_EXERCISE TASK:_ Copy each line below that includes "mayor".

[A run of records]
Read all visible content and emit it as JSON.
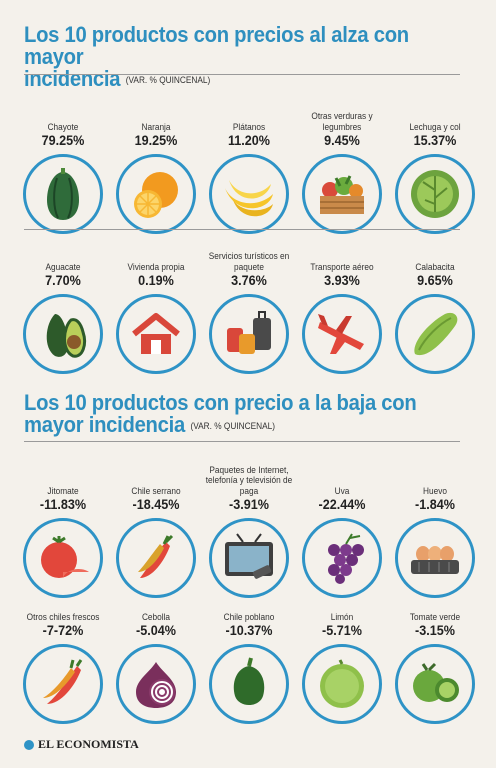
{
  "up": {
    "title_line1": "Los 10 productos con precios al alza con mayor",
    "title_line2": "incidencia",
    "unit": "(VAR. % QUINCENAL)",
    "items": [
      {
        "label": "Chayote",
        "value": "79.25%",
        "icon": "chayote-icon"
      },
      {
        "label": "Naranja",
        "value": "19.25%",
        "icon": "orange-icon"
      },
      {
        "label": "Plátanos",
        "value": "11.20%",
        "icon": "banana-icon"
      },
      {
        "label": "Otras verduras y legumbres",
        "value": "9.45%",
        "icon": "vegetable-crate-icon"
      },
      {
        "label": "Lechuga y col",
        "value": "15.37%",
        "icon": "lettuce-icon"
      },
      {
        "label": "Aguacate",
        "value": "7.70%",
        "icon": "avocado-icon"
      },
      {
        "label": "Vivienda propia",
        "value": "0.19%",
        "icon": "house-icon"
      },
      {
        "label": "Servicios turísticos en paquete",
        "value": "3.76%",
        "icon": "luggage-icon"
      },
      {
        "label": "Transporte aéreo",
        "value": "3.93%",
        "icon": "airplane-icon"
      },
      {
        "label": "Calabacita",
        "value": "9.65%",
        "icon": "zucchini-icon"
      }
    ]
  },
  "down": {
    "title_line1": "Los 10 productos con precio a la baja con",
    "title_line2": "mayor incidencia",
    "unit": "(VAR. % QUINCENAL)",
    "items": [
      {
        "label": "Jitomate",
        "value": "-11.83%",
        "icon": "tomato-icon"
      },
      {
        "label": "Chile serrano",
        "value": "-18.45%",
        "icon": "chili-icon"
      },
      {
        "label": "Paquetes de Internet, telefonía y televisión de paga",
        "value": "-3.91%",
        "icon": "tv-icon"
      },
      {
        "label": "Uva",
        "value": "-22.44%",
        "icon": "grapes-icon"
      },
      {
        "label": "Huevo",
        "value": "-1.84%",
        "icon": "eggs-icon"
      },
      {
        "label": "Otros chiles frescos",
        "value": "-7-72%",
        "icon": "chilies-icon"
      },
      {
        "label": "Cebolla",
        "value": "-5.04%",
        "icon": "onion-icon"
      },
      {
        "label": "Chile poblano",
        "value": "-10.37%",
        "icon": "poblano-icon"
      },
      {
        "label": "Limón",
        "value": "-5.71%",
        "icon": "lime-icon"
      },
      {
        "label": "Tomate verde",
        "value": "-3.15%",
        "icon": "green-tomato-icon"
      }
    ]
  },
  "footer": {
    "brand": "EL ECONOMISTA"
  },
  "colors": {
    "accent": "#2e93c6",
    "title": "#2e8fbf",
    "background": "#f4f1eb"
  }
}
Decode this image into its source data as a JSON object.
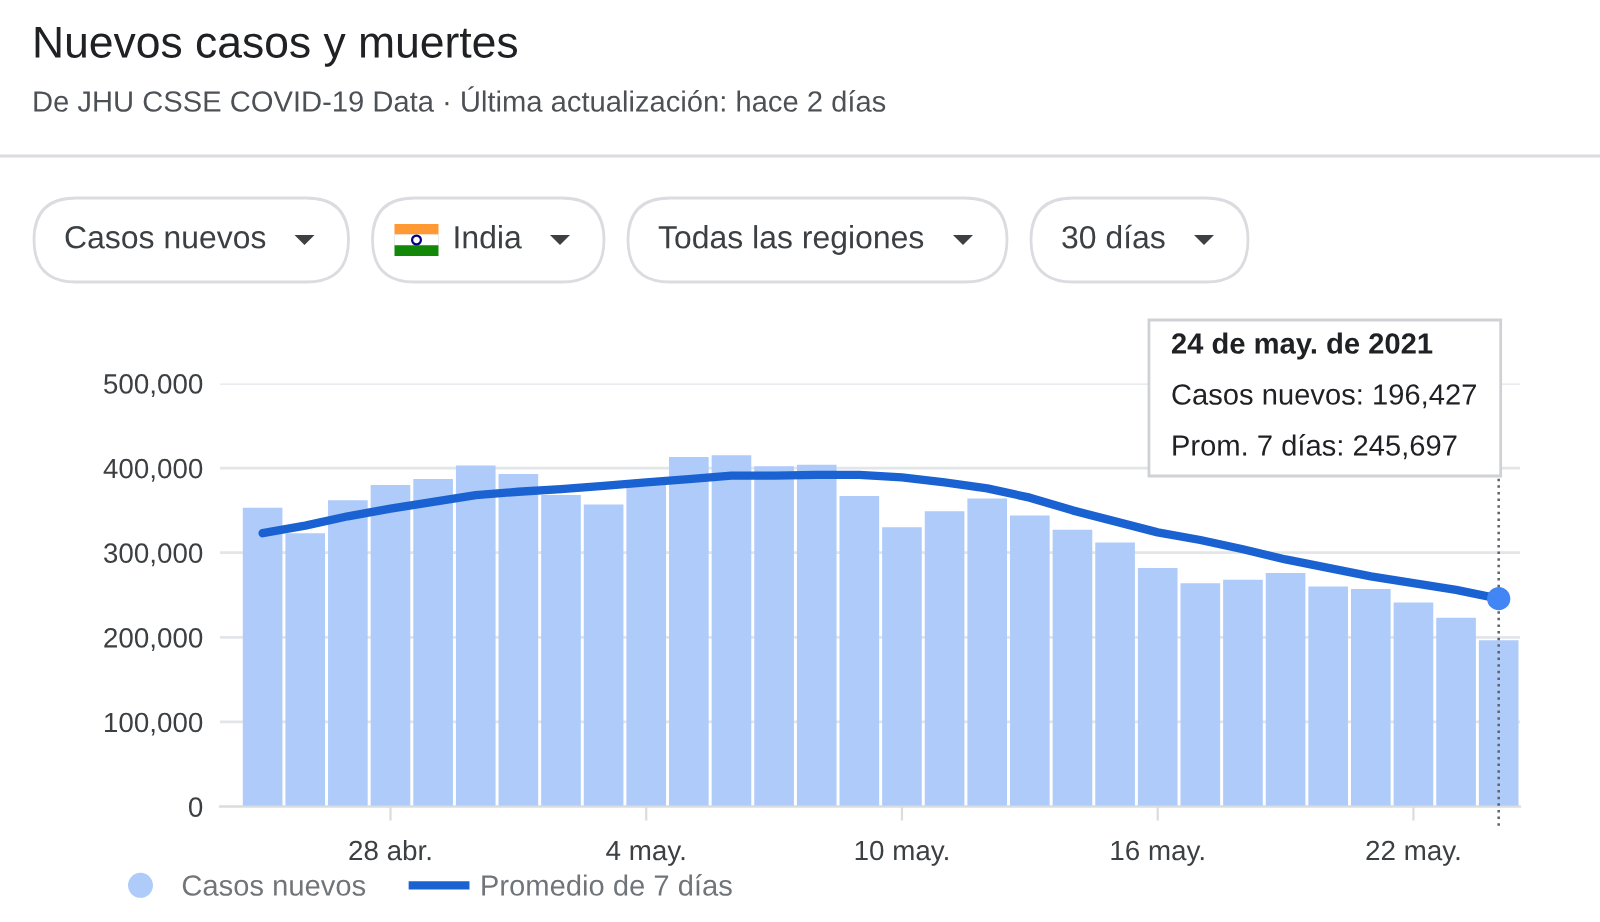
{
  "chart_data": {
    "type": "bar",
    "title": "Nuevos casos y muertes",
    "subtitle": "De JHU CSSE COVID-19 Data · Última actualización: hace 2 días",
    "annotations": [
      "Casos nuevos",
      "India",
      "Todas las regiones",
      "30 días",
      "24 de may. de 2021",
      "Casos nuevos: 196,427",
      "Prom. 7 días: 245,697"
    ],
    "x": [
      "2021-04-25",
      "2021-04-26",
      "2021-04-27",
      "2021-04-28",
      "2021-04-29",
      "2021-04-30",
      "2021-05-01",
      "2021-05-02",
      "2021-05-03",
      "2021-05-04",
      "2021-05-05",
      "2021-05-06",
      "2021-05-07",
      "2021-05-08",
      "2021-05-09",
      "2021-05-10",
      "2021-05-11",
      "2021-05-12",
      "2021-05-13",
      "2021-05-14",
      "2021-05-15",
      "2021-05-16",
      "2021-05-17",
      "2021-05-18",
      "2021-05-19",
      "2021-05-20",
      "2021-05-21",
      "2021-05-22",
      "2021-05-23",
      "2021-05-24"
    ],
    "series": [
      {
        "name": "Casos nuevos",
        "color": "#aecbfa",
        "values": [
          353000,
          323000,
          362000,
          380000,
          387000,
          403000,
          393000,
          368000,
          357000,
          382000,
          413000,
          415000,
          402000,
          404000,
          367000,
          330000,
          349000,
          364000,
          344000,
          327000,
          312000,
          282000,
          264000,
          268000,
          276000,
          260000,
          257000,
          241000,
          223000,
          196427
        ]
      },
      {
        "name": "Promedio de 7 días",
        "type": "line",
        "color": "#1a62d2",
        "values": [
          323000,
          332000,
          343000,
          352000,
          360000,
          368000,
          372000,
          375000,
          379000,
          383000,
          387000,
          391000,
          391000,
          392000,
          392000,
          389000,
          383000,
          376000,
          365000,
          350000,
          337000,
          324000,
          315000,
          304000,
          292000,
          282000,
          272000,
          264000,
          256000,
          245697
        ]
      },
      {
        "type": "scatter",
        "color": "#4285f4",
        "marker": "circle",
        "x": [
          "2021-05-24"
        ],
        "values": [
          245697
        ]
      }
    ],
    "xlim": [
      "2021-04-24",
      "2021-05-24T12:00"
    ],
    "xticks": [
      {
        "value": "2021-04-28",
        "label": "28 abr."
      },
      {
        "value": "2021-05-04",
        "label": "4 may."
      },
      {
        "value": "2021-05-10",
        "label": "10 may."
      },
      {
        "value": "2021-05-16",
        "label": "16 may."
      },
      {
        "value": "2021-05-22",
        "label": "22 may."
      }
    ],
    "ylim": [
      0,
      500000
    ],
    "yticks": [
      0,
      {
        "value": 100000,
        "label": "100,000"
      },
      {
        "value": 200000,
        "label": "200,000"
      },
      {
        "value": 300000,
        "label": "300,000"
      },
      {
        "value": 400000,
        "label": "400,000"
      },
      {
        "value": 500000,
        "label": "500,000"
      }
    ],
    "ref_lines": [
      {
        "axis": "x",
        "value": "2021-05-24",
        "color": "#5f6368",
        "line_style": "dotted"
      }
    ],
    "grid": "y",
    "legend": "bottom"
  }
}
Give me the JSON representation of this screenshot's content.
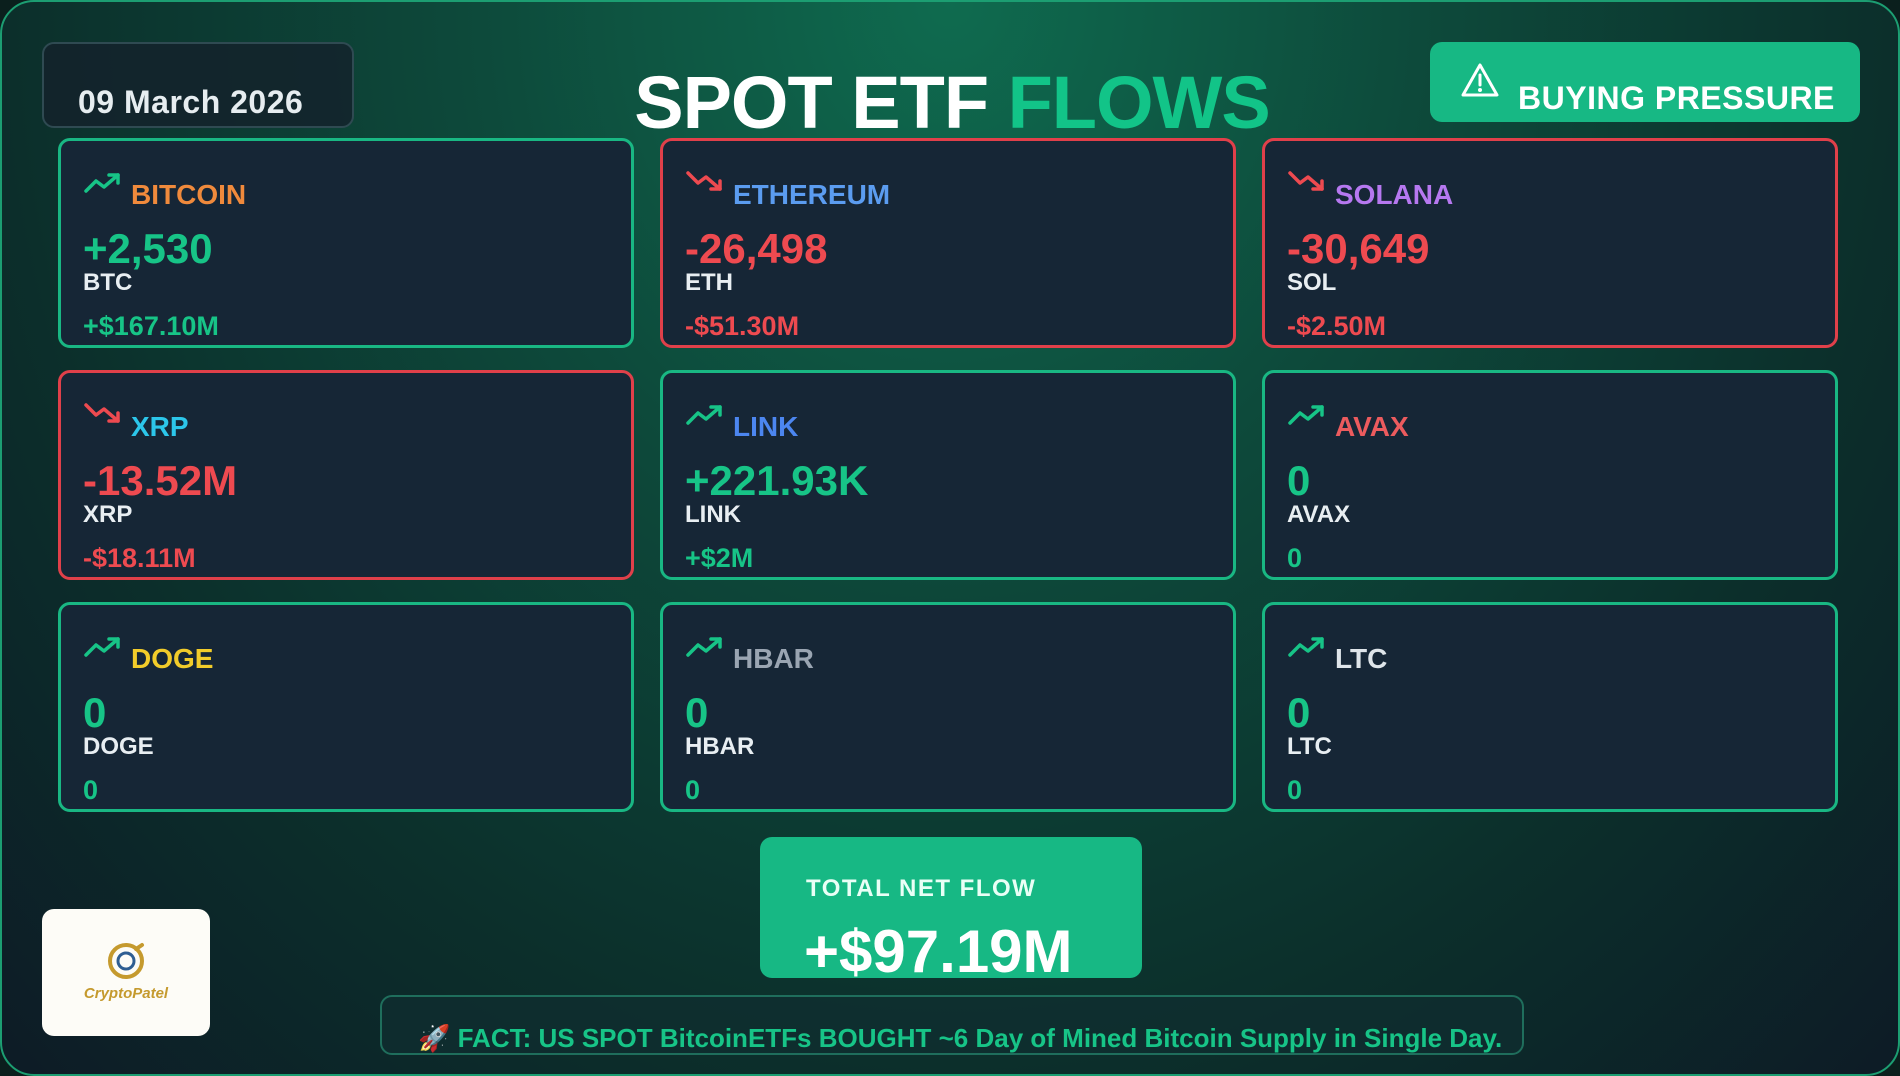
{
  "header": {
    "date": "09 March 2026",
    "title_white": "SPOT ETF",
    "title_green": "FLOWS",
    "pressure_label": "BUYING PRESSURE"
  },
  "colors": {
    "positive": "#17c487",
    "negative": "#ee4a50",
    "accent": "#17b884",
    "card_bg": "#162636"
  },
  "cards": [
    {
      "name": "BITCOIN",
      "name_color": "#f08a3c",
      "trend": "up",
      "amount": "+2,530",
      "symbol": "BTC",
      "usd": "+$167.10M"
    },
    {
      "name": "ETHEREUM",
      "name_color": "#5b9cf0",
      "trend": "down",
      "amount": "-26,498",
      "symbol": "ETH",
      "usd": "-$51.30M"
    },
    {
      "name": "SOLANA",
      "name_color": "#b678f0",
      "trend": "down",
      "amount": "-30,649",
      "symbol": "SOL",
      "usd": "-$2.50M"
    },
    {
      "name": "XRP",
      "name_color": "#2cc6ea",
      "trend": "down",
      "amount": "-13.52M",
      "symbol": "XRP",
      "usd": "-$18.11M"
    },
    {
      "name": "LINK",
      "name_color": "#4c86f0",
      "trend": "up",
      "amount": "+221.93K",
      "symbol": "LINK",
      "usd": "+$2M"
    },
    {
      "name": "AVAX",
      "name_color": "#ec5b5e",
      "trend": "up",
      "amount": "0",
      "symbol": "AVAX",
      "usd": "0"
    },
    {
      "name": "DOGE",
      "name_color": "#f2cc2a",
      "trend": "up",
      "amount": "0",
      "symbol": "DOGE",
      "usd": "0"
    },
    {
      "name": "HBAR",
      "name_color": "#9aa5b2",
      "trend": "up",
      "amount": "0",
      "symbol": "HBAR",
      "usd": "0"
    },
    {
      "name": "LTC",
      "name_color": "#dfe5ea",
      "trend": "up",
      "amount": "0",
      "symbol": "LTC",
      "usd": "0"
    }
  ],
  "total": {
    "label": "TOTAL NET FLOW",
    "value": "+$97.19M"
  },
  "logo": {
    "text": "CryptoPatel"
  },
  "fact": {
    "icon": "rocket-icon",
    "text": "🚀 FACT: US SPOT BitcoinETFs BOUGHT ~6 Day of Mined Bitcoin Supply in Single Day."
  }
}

_WRITTEN RESPONSE:_
    "title_line1": "Los 10 productos con precios al alza con mayor",
    "title_line2": "mayor incidencia",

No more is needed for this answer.